=== Material provided ===

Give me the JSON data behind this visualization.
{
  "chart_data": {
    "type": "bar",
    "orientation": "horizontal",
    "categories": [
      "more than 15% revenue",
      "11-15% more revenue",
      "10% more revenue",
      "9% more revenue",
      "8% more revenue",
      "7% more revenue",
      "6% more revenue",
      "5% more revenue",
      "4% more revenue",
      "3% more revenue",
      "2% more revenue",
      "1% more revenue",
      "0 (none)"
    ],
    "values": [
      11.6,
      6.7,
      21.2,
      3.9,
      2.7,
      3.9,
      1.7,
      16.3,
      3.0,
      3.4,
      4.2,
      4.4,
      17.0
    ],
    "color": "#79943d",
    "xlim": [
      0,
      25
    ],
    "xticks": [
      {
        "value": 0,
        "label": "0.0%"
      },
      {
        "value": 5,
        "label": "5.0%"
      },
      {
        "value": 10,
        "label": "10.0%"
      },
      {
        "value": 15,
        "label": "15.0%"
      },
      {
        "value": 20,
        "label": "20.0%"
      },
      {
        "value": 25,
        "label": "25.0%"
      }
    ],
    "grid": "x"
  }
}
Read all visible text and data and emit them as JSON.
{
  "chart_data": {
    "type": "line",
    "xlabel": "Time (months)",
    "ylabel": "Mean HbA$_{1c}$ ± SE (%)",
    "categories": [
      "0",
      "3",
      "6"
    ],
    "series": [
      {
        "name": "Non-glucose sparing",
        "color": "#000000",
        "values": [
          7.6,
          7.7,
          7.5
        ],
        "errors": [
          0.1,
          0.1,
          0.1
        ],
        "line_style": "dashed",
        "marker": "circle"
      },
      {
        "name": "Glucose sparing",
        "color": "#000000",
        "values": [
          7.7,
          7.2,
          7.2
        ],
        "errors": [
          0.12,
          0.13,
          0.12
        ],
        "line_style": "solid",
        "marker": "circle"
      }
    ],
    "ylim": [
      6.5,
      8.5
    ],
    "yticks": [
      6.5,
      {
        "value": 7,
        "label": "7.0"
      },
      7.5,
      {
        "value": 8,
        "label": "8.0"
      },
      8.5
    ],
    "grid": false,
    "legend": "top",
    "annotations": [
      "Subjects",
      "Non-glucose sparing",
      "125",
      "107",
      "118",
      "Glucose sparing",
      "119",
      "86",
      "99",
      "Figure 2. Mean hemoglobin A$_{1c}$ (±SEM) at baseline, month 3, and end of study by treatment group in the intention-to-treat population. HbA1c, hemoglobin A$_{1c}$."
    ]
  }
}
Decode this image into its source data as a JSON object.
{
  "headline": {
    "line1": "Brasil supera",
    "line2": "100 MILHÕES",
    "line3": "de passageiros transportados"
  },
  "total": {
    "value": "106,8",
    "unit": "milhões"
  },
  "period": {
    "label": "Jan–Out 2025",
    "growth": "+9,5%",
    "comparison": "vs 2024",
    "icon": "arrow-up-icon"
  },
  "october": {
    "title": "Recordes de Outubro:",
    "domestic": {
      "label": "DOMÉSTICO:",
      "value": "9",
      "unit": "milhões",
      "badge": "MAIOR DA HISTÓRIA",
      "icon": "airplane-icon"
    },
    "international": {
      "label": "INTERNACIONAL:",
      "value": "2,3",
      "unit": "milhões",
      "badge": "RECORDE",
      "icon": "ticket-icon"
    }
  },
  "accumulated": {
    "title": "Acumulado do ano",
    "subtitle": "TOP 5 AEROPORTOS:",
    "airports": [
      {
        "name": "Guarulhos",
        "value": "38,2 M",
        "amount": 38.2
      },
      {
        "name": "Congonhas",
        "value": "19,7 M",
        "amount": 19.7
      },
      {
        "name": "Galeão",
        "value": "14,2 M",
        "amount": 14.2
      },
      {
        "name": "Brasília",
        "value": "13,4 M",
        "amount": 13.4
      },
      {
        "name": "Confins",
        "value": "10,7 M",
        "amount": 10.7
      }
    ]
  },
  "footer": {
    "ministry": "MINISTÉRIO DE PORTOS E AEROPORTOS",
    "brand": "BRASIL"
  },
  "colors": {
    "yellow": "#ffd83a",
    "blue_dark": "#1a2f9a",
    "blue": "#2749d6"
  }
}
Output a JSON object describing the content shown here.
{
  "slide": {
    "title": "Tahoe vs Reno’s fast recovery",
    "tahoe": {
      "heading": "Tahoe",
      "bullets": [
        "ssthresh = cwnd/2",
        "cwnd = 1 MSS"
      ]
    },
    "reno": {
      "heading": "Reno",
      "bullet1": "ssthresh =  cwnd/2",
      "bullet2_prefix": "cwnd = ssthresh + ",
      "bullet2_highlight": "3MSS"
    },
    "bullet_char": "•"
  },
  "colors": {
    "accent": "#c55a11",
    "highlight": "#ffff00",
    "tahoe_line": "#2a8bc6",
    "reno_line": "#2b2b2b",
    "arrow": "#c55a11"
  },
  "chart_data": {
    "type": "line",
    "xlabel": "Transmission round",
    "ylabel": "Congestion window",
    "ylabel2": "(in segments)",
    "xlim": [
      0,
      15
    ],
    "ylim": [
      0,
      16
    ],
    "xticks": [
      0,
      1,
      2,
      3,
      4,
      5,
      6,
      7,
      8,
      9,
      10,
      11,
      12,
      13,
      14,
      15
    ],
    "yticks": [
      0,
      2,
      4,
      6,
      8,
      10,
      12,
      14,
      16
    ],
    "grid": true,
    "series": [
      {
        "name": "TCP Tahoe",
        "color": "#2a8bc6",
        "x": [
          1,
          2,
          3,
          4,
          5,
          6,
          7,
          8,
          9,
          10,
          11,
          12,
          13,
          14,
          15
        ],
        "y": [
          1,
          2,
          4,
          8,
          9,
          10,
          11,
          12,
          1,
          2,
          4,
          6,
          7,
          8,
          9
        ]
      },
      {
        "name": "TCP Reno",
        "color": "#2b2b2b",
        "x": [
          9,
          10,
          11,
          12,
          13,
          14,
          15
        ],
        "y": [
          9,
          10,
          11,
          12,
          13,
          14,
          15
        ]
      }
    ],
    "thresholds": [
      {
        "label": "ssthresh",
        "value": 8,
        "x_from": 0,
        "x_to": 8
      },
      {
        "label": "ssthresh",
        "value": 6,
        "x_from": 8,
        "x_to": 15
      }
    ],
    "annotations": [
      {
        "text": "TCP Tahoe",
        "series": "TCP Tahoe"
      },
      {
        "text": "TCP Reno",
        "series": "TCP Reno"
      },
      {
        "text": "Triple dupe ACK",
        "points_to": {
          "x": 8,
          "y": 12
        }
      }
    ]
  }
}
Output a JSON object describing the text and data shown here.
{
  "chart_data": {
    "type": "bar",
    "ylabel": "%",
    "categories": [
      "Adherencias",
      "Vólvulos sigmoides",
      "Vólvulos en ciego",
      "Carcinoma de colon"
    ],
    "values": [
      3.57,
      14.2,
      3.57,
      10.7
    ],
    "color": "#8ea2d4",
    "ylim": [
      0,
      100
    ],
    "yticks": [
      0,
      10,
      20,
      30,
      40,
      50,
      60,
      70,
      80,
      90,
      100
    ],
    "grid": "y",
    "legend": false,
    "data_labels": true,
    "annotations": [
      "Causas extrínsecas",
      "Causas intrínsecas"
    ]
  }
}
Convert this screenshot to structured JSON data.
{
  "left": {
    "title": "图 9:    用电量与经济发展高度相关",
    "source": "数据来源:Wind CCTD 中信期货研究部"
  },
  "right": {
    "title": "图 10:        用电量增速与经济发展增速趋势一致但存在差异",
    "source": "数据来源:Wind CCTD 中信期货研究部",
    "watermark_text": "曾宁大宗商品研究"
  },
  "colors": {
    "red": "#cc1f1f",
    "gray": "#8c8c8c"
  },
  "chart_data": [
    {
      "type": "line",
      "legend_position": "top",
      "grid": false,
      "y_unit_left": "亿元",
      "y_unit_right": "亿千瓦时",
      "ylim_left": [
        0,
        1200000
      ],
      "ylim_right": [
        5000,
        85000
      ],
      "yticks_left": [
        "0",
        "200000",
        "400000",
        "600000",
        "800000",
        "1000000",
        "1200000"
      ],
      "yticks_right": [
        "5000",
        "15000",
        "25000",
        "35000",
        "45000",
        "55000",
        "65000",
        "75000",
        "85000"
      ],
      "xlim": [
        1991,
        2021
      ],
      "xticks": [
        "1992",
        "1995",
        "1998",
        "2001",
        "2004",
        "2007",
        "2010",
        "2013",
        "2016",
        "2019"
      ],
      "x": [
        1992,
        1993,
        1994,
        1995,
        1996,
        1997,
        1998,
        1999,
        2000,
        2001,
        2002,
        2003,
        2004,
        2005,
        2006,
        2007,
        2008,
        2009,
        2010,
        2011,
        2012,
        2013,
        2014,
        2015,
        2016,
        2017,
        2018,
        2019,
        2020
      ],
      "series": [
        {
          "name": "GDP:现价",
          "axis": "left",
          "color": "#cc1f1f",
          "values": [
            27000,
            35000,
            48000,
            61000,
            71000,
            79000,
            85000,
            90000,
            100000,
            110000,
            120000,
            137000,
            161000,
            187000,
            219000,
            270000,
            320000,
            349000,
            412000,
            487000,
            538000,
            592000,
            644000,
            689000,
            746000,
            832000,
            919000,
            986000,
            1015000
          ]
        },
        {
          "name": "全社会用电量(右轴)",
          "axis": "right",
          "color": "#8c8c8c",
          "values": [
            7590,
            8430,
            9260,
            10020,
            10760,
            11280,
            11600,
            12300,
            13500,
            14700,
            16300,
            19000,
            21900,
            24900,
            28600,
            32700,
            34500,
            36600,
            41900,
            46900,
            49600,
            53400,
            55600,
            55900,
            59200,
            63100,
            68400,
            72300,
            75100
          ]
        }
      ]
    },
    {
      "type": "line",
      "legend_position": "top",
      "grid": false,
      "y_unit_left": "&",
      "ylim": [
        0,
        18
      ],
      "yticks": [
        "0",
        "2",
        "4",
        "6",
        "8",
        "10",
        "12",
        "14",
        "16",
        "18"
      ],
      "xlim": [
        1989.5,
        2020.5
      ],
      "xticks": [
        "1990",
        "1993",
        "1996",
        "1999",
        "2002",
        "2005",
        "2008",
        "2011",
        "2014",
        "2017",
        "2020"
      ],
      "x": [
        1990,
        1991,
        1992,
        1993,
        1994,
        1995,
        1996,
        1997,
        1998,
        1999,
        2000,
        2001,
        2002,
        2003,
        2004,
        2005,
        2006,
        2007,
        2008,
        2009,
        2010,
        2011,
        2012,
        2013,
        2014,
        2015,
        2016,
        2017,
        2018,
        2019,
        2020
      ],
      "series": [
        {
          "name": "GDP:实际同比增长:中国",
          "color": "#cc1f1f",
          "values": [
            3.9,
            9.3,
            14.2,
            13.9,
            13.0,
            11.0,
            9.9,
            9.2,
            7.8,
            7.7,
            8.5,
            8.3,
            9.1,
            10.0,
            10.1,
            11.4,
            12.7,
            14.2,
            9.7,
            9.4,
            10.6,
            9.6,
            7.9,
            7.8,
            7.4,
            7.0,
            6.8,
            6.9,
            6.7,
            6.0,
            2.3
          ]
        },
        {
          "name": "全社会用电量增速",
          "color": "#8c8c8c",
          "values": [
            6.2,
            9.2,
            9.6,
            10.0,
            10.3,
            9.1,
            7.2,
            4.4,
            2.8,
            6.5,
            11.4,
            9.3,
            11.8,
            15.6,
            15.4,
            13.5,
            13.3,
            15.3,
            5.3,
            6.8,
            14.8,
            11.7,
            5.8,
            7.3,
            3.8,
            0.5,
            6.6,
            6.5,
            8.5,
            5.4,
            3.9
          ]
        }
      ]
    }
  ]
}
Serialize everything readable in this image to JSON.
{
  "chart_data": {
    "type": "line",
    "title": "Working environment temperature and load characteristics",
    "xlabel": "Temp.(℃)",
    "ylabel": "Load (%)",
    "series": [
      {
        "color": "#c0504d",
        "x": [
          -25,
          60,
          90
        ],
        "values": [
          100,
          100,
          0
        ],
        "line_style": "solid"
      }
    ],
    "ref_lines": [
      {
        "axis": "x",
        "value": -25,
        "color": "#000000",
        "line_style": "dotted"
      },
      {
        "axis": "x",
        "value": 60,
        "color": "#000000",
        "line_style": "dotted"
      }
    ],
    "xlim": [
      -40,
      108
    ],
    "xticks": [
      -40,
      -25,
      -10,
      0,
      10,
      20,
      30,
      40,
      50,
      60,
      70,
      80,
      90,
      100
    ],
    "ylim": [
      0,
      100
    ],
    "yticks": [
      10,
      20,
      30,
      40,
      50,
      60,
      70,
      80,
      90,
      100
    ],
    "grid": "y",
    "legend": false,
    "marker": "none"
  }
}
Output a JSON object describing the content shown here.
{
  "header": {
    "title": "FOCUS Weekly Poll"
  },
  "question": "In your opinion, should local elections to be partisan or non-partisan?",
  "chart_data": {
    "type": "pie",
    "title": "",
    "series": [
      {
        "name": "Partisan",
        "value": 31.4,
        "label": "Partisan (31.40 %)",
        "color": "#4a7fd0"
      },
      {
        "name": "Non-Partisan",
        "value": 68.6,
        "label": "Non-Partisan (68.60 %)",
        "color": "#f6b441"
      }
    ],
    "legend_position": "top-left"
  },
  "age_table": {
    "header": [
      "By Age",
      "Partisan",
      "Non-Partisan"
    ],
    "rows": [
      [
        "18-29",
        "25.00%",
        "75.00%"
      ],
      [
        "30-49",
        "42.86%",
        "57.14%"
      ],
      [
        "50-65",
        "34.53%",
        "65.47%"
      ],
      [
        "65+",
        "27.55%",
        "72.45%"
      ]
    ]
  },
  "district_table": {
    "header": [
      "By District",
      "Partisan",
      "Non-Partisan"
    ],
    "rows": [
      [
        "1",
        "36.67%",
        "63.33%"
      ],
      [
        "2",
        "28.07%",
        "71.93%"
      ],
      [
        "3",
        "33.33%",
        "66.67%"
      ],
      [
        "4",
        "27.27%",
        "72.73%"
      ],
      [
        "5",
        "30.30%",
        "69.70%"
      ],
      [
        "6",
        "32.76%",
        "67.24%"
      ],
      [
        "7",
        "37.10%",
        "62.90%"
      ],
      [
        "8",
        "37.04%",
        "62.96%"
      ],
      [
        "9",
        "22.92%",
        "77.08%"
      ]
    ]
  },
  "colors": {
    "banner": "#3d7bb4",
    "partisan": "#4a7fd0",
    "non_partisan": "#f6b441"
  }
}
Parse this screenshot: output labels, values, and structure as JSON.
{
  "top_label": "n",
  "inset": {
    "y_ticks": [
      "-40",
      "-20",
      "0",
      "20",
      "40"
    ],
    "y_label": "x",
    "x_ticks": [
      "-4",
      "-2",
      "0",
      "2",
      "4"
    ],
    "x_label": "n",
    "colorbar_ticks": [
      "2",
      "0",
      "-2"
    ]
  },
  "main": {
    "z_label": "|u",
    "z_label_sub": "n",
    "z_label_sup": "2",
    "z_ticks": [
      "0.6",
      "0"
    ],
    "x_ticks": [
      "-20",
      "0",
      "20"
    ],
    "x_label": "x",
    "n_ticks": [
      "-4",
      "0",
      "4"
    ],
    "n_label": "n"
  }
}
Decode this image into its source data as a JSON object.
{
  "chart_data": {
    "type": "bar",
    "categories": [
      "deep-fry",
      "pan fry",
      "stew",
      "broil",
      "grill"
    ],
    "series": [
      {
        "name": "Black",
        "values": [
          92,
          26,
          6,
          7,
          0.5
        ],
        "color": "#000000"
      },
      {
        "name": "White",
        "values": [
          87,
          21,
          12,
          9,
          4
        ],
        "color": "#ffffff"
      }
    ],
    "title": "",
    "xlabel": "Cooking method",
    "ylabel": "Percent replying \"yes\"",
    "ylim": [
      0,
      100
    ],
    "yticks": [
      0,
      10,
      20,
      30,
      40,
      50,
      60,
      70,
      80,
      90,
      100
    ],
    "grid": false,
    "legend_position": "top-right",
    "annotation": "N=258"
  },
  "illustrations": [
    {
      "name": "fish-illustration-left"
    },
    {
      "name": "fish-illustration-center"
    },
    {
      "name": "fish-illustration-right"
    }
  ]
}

=== Work instructions ===
Pick out and copy every line that contains the word "icon".

=== Full solution ===
    "icon": "arrow-up-icon"
      "icon": "airplane-icon"
      "icon": "ticket-icon"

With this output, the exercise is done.